DATASET CONTENT —
*-*-*

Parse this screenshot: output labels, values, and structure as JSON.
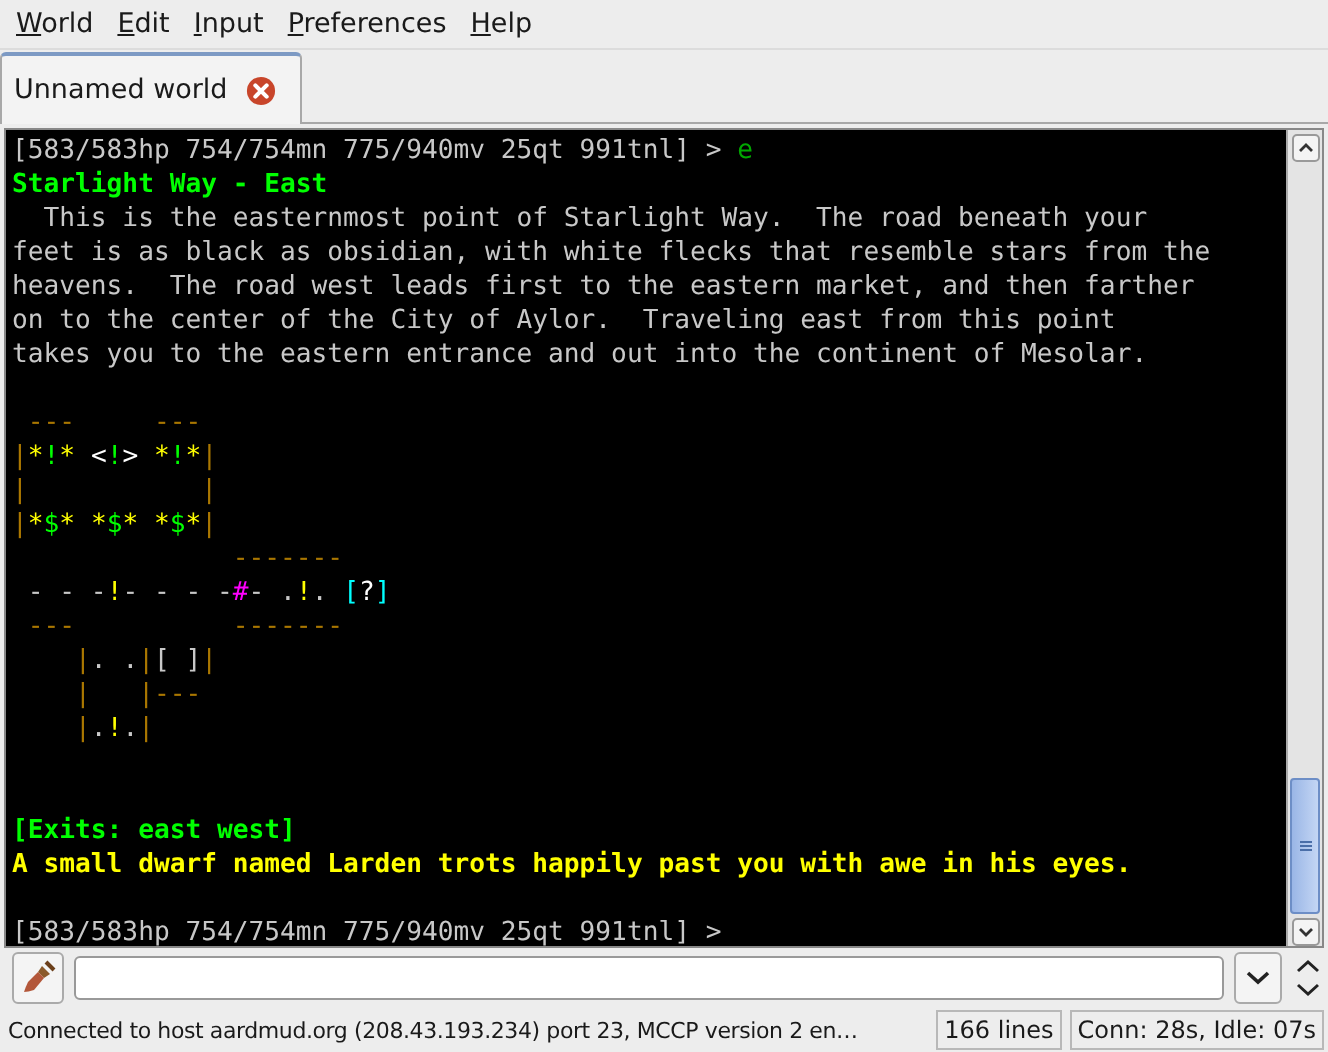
{
  "menu": [
    {
      "label": "World"
    },
    {
      "label": "Edit"
    },
    {
      "label": "Input"
    },
    {
      "label": "Preferences"
    },
    {
      "label": "Help"
    }
  ],
  "tabs": [
    {
      "label": "Unnamed world",
      "selected": true
    }
  ],
  "terminal": {
    "lines": [
      {
        "kind": "text",
        "segments": [
          {
            "text": "[583/583hp 754/754mn 775/940mv 25qt 991tnl] > ",
            "color": "#c8c8c8"
          },
          {
            "text": "e",
            "color": "#00a800"
          }
        ]
      },
      {
        "kind": "text",
        "segments": [
          {
            "text": "Starlight Way - East",
            "color": "#00ff00",
            "bold": true
          }
        ]
      },
      {
        "kind": "text",
        "segments": [
          {
            "text": "  This is the easternmost point of Starlight Way.  The road beneath your",
            "color": "#c8c8c8"
          }
        ]
      },
      {
        "kind": "text",
        "segments": [
          {
            "text": "feet is as black as obsidian, with white flecks that resemble stars from the",
            "color": "#c8c8c8"
          }
        ]
      },
      {
        "kind": "text",
        "segments": [
          {
            "text": "heavens.  The road west leads first to the eastern market, and then farther",
            "color": "#c8c8c8"
          }
        ]
      },
      {
        "kind": "text",
        "segments": [
          {
            "text": "on to the center of the City of Aylor.  Traveling east from this point",
            "color": "#c8c8c8"
          }
        ]
      },
      {
        "kind": "text",
        "segments": [
          {
            "text": "takes you to the eastern entrance and out into the continent of Mesolar.",
            "color": "#c8c8c8"
          }
        ]
      },
      {
        "kind": "blank"
      },
      {
        "kind": "text",
        "segments": [
          {
            "text": " ---     ---",
            "color": "#aa7700"
          }
        ]
      },
      {
        "kind": "text",
        "segments": [
          {
            "text": "|",
            "color": "#aa7700"
          },
          {
            "text": "*",
            "color": "#ffff00"
          },
          {
            "text": "!",
            "color": "#00ff00"
          },
          {
            "text": "*",
            "color": "#ffff00"
          },
          {
            "text": " <",
            "color": "#ffffff"
          },
          {
            "text": "!",
            "color": "#00ff00"
          },
          {
            "text": ">",
            "color": "#ffffff"
          },
          {
            "text": " *",
            "color": "#ffff00"
          },
          {
            "text": "!",
            "color": "#00ff00"
          },
          {
            "text": "*",
            "color": "#ffff00"
          },
          {
            "text": "|",
            "color": "#aa7700"
          }
        ]
      },
      {
        "kind": "text",
        "segments": [
          {
            "text": "|           |",
            "color": "#aa7700"
          }
        ]
      },
      {
        "kind": "text",
        "segments": [
          {
            "text": "|",
            "color": "#aa7700"
          },
          {
            "text": "*",
            "color": "#ffff00"
          },
          {
            "text": "$",
            "color": "#00ff00"
          },
          {
            "text": "* *",
            "color": "#ffff00"
          },
          {
            "text": "$",
            "color": "#00ff00"
          },
          {
            "text": "* *",
            "color": "#ffff00"
          },
          {
            "text": "$",
            "color": "#00ff00"
          },
          {
            "text": "*",
            "color": "#ffff00"
          },
          {
            "text": "|",
            "color": "#aa7700"
          }
        ]
      },
      {
        "kind": "text",
        "segments": [
          {
            "text": "              -------",
            "color": "#aa7700"
          }
        ]
      },
      {
        "kind": "text",
        "segments": [
          {
            "text": " - - -",
            "color": "#c8c8c8"
          },
          {
            "text": "!",
            "color": "#ffff00"
          },
          {
            "text": "- - - -",
            "color": "#c8c8c8"
          },
          {
            "text": "#",
            "color": "#ff00ff"
          },
          {
            "text": "- .",
            "color": "#c8c8c8"
          },
          {
            "text": "!",
            "color": "#ffff00"
          },
          {
            "text": ".",
            "color": "#c8c8c8"
          },
          {
            "text": " [",
            "color": "#00ffff"
          },
          {
            "text": "?",
            "color": "#ffffff"
          },
          {
            "text": "]",
            "color": "#00ffff"
          }
        ]
      },
      {
        "kind": "text",
        "segments": [
          {
            "text": " ---          -------",
            "color": "#aa7700"
          }
        ]
      },
      {
        "kind": "text",
        "segments": [
          {
            "text": "    |",
            "color": "#aa7700"
          },
          {
            "text": ". .",
            "color": "#c8c8c8"
          },
          {
            "text": "|",
            "color": "#aa7700"
          },
          {
            "text": "[ ]",
            "color": "#c8c8c8"
          },
          {
            "text": "|",
            "color": "#aa7700"
          }
        ]
      },
      {
        "kind": "text",
        "segments": [
          {
            "text": "    |   |---",
            "color": "#aa7700"
          }
        ]
      },
      {
        "kind": "text",
        "segments": [
          {
            "text": "    |",
            "color": "#aa7700"
          },
          {
            "text": ".",
            "color": "#c8c8c8"
          },
          {
            "text": "!",
            "color": "#ffff00"
          },
          {
            "text": ".",
            "color": "#c8c8c8"
          },
          {
            "text": "|",
            "color": "#aa7700"
          }
        ]
      },
      {
        "kind": "blank"
      },
      {
        "kind": "blank"
      },
      {
        "kind": "text",
        "segments": [
          {
            "text": "[Exits: east west]",
            "color": "#00ff00",
            "bold": true
          }
        ]
      },
      {
        "kind": "text",
        "segments": [
          {
            "text": "A small dwarf named Larden trots happily past you with awe in his eyes.",
            "color": "#ffff00",
            "bold": true
          }
        ]
      },
      {
        "kind": "blank"
      },
      {
        "kind": "text",
        "segments": [
          {
            "text": "[583/583hp 754/754mn 775/940mv 25qt 991tnl] > ",
            "color": "#c8c8c8"
          }
        ]
      }
    ]
  },
  "status_bar": {
    "message": "Connected to host aardmud.org (208.43.193.234) port 23, MCCP version 2 en…",
    "lines": "166 lines",
    "timer": "Conn: 28s, Idle: 07s"
  }
}
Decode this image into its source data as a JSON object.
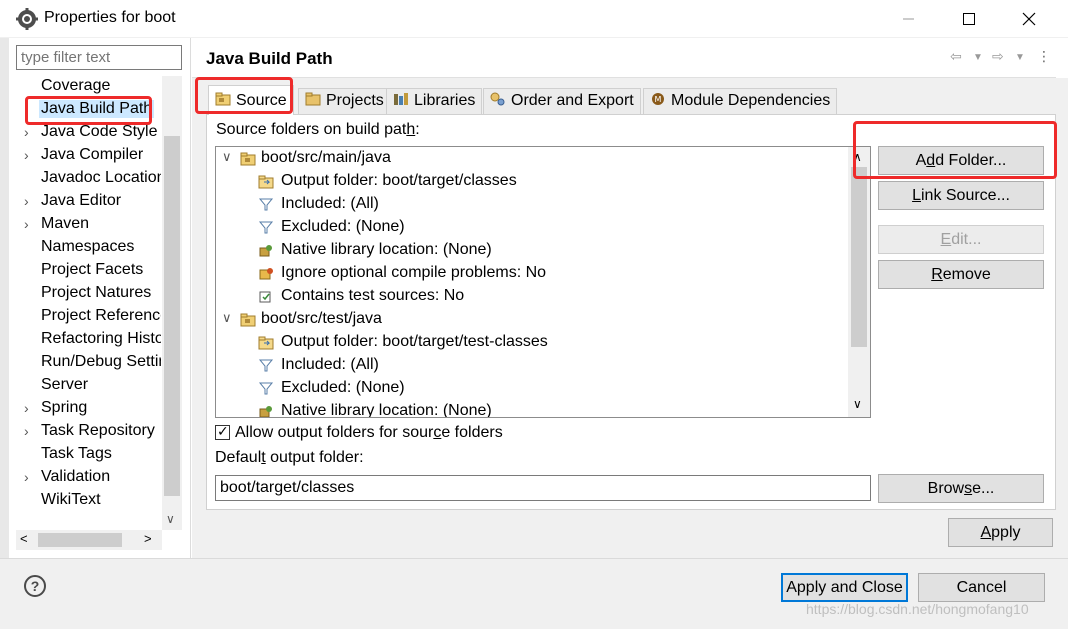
{
  "window": {
    "title": "Properties for boot",
    "minimize_icon": "minimize-icon",
    "maximize_icon": "maximize-icon",
    "close_icon": "close-icon"
  },
  "filter": {
    "placeholder": "type filter text"
  },
  "nav": {
    "items": [
      {
        "label": "Coverage",
        "expandable": false
      },
      {
        "label": "Java Build Path",
        "expandable": false,
        "selected": true
      },
      {
        "label": "Java Code Style",
        "expandable": true
      },
      {
        "label": "Java Compiler",
        "expandable": true
      },
      {
        "label": "Javadoc Location",
        "expandable": false
      },
      {
        "label": "Java Editor",
        "expandable": true
      },
      {
        "label": "Maven",
        "expandable": true
      },
      {
        "label": "Namespaces",
        "expandable": false
      },
      {
        "label": "Project Facets",
        "expandable": false
      },
      {
        "label": "Project Natures",
        "expandable": false
      },
      {
        "label": "Project References",
        "expandable": false
      },
      {
        "label": "Refactoring History",
        "expandable": false
      },
      {
        "label": "Run/Debug Settings",
        "expandable": false
      },
      {
        "label": "Server",
        "expandable": false
      },
      {
        "label": "Spring",
        "expandable": true
      },
      {
        "label": "Task Repository",
        "expandable": true
      },
      {
        "label": "Task Tags",
        "expandable": false
      },
      {
        "label": "Validation",
        "expandable": true
      },
      {
        "label": "WikiText",
        "expandable": false
      }
    ]
  },
  "page": {
    "title": "Java Build Path",
    "tabs": [
      {
        "label": "Source",
        "icon": "source-folder-icon",
        "active": true
      },
      {
        "label": "Projects",
        "icon": "projects-icon"
      },
      {
        "label": "Libraries",
        "icon": "libraries-icon"
      },
      {
        "label": "Order and Export",
        "icon": "order-export-icon"
      },
      {
        "label": "Module Dependencies",
        "icon": "module-icon"
      }
    ],
    "section_label": "Source folders on build path:",
    "tree": [
      {
        "label": "boot/src/main/java",
        "level": 0,
        "expanded": true,
        "icon": "package-folder-icon"
      },
      {
        "label": "Output folder: boot/target/classes",
        "level": 1,
        "icon": "output-folder-icon"
      },
      {
        "label": "Included: (All)",
        "level": 1,
        "icon": "filter-icon"
      },
      {
        "label": "Excluded: (None)",
        "level": 1,
        "icon": "filter-icon"
      },
      {
        "label": "Native library location: (None)",
        "level": 1,
        "icon": "native-library-icon"
      },
      {
        "label": "Ignore optional compile problems: No",
        "level": 1,
        "icon": "ignore-problems-icon"
      },
      {
        "label": "Contains test sources: No",
        "level": 1,
        "icon": "test-sources-icon"
      },
      {
        "label": "boot/src/test/java",
        "level": 0,
        "expanded": true,
        "icon": "package-folder-icon"
      },
      {
        "label": "Output folder: boot/target/test-classes",
        "level": 1,
        "icon": "output-folder-icon"
      },
      {
        "label": "Included: (All)",
        "level": 1,
        "icon": "filter-icon"
      },
      {
        "label": "Excluded: (None)",
        "level": 1,
        "icon": "filter-icon"
      },
      {
        "label": "Native library location: (None)",
        "level": 1,
        "icon": "native-library-icon"
      }
    ],
    "buttons": {
      "add_folder": "Add Folder...",
      "link_source": "Link Source...",
      "edit": "Edit...",
      "remove": "Remove",
      "browse": "Browse...",
      "apply": "Apply"
    },
    "allow_output_folders": {
      "label": "Allow output folders for source folders",
      "checked": true
    },
    "default_output_label": "Default output folder:",
    "default_output_value": "boot/target/classes"
  },
  "footer": {
    "help_icon": "help-icon",
    "help_glyph": "?",
    "apply_and_close": "Apply and Close",
    "cancel": "Cancel",
    "watermark": "https://blog.csdn.net/hongmofang10"
  },
  "colors": {
    "selection": "#cce8ff",
    "annotation_red": "#ee2a2a",
    "default_button_border": "#0078d7"
  }
}
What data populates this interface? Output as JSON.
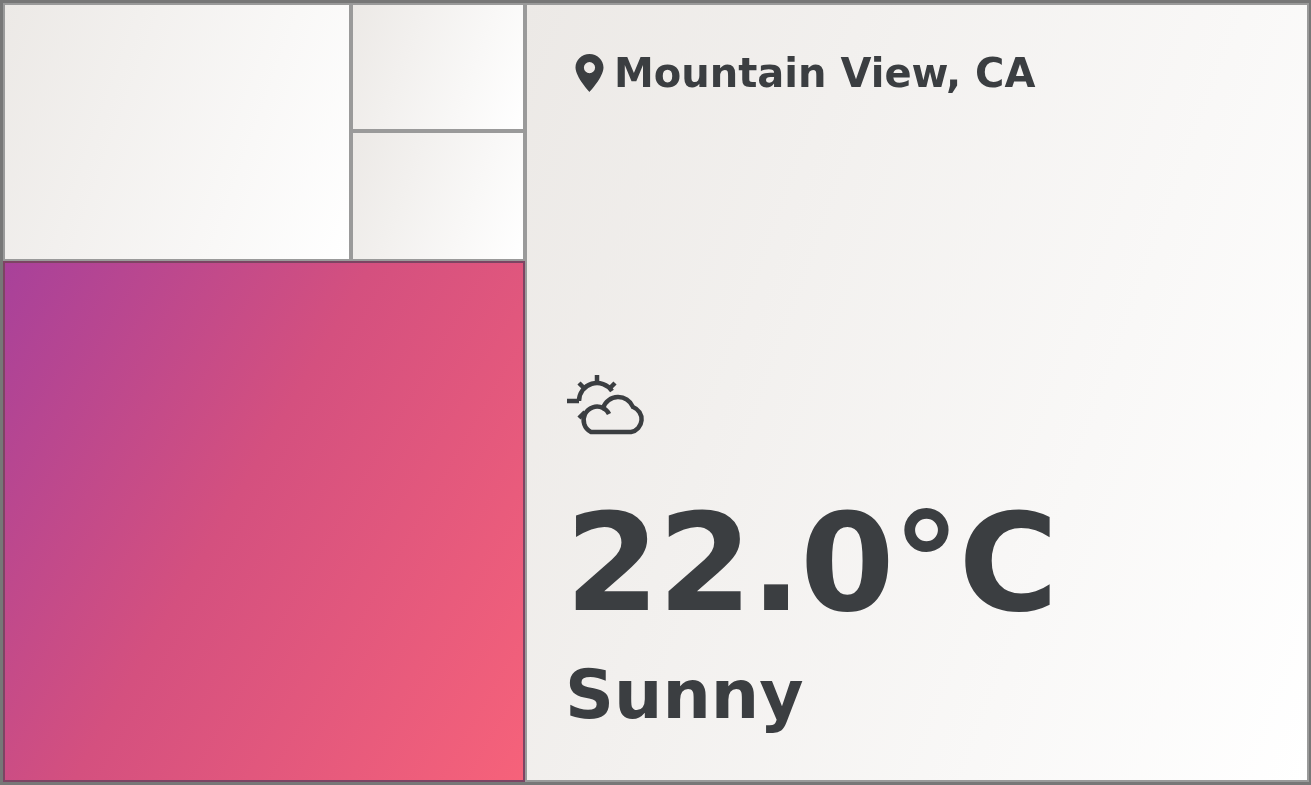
{
  "tiles": [
    {
      "kind": "plain"
    },
    {
      "kind": "plain"
    },
    {
      "kind": "plain"
    },
    {
      "kind": "gradient"
    }
  ],
  "weather": {
    "location": "Mountain View, CA",
    "temperature": "22.0°C",
    "condition": "Sunny"
  }
}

*-*-*

Copy exactly the lines from the line containing "What data populates" through the last line of the records, both included, and omit every picture.

What data populates this interface? Output as JSON.
{
  "tiles": [
    {
      "kind": "plain"
    },
    {
      "kind": "plain"
    },
    {
      "kind": "plain"
    },
    {
      "kind": "gradient"
    }
  ],
  "weather": {
    "location": "Mountain View, CA",
    "temperature": "22.0°C",
    "condition": "Sunny"
  }
}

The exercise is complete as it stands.